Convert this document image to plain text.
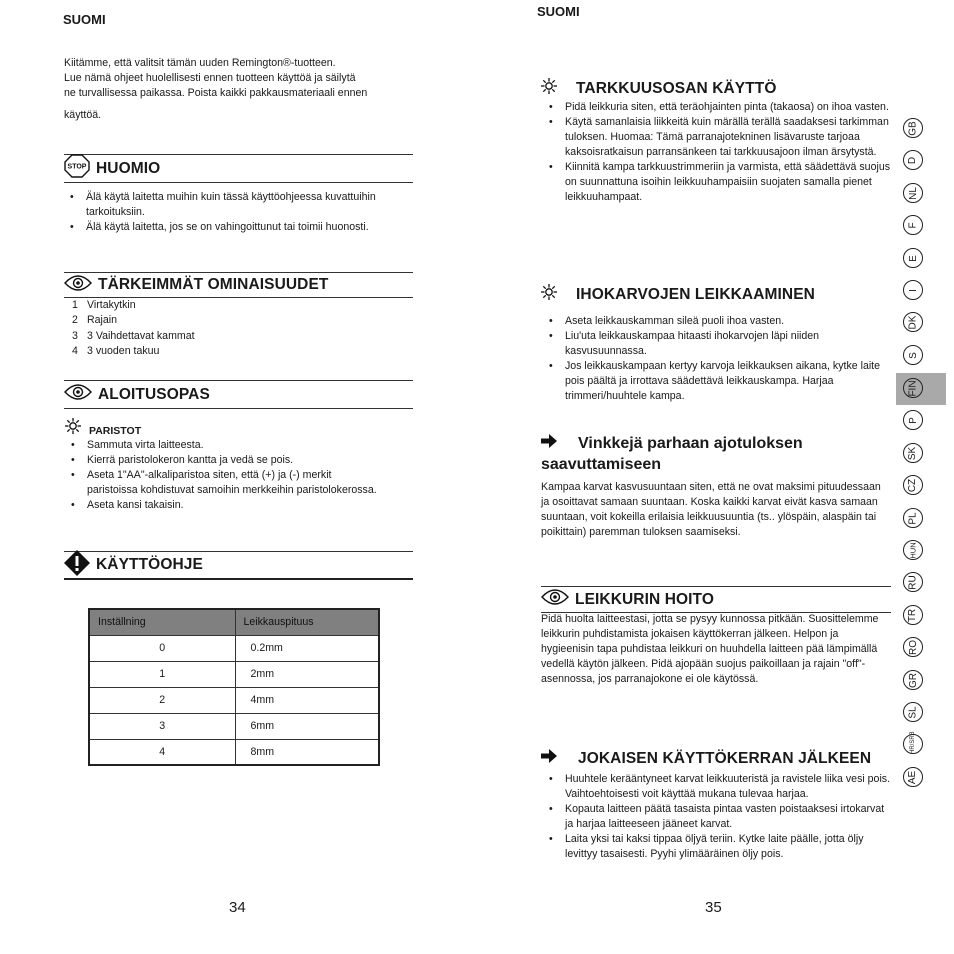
SUOMI
Kiitämme, että valitsit tämän uuden Remington®-tuotteen.
Lue nämä ohjeet huolellisesti ennen tuotteen käyttöä ja säilytä
ne turvallisessa paikassa. Poista kaikki pakkausmateriaali ennen
käyttöä.
STOP HUOMIO
• Älä käytä laitetta muihin kuin tässä käyttöohjeessa kuvattuihin tarkoituksiin.
• Älä käytä laitetta, jos se on vahingoittunut tai toimii huonosti.
TÄRKEIMMÄT OMINAISUUDET
1 Virtakytkin
2 Rajain
3 3 Vaihdettavat kammat
4 3 vuoden takuu
ALOITUSOPAS
PARISTOT
• Sammuta virta laitteesta.
• Kierrä paristolokeron kantta ja vedä se pois.
• Aseta 1"AA"-alkaliparistoa siten, että (+) ja (-) merkit paristoissa kohdistuvat samoihin merkkeihin paristolokerossa.
• Aseta kansi takaisin.
KÄYTTÖOHJE
Inställning	Leikkauspituus
0	0.2mm
1	2mm
2	4mm
3	6mm
4	8mm
34
SUOMI
TARKKUUSOSAN KÄYTTÖ
• Pidä leikkuria siten, että teräohjainten pinta (takaosa) on ihoa vasten.
• Käytä samanlaisia liikkeitä kuin märällä terällä saadaksesi tarkimman tuloksen. Huomaa: Tämä parranajotekninen lisävaruste tarjoaa kaksoisratkaisun parransänkeen tai tarkkuusajoon ilman ärsytystä.
• Kiinnitä kampa tarkkuustrimmeriin ja varmista, että säädettävä suojus on suunnattuna isoihin leikkuuhampaisiin suojaten samalla pienet leikkuuhampaat.
IHOKARVOJEN LEIKKAAMINEN
• Aseta leikkauskamman sileä puoli ihoa vasten.
• Liu'uta leikkauskampaa hitaasti ihokarvojen läpi niiden kasvusuunnassa.
• Jos leikkauskampaan kertyy karvoja leikkauksen aikana, kytke laite pois päältä ja irrottava säädettävä leikkauskampa. Harjaa trimmeri/huuhtele kampa.
Vinkkejä parhaan ajotuloksen
saavuttamiseen
Kampaa karvat kasvusuuntaan siten, että ne ovat maksimi pituudessaan ja osoittavat samaan suuntaan. Koska kaikki karvat eivät kasva samaan suuntaan, voit kokeilla erilaisia leikkuusuuntia (ts.. ylöspäin, alaspäin tai poikittain) paremman tuloksen saamiseksi.
LEIKKURIN HOITO
Pidä huolta laitteestasi, jotta se pysyy kunnossa pitkään. Suosittelemme leikkurin puhdistamista jokaisen käyttökerran jälkeen. Helpon ja hygieenisin tapa puhdistaa leikkuri on huuhdella laitteen pää lämpimällä vedellä käytön jälkeen. Pidä ajopään suojus paikoillaan ja rajain "off"-asennossa, jos parranajokone ei ole käytössä.
JOKAISEN KÄYTTÖKERRAN JÄLKEEN
• Huuhtele kerääntyneet karvat leikkuuteristä ja ravistele liika vesi pois. Vaihtoehtoisesti voit käyttää mukana tulevaa harjaa.
• Kopauta laitteen päätä tasaista pintaa vasten poistaaksesi irtokarvat ja harjaa laitteeseen jääneet karvat.
• Laita yksi tai kaksi tippaa öljyä teriin. Kytke laite päälle, jotta öljy levittyy tasaisesti. Pyyhi ylimääräinen öljy pois.
35
GB
D
NL
F
E
I
DK
S
FIN
P
SK
CZ
PL
HUN
RU
TR
RO
GR
SL
HR/SRB
AE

◇ ◇ ◇

What is the number of lines in the data holding the word "Aseta"? Reply with that number only.

3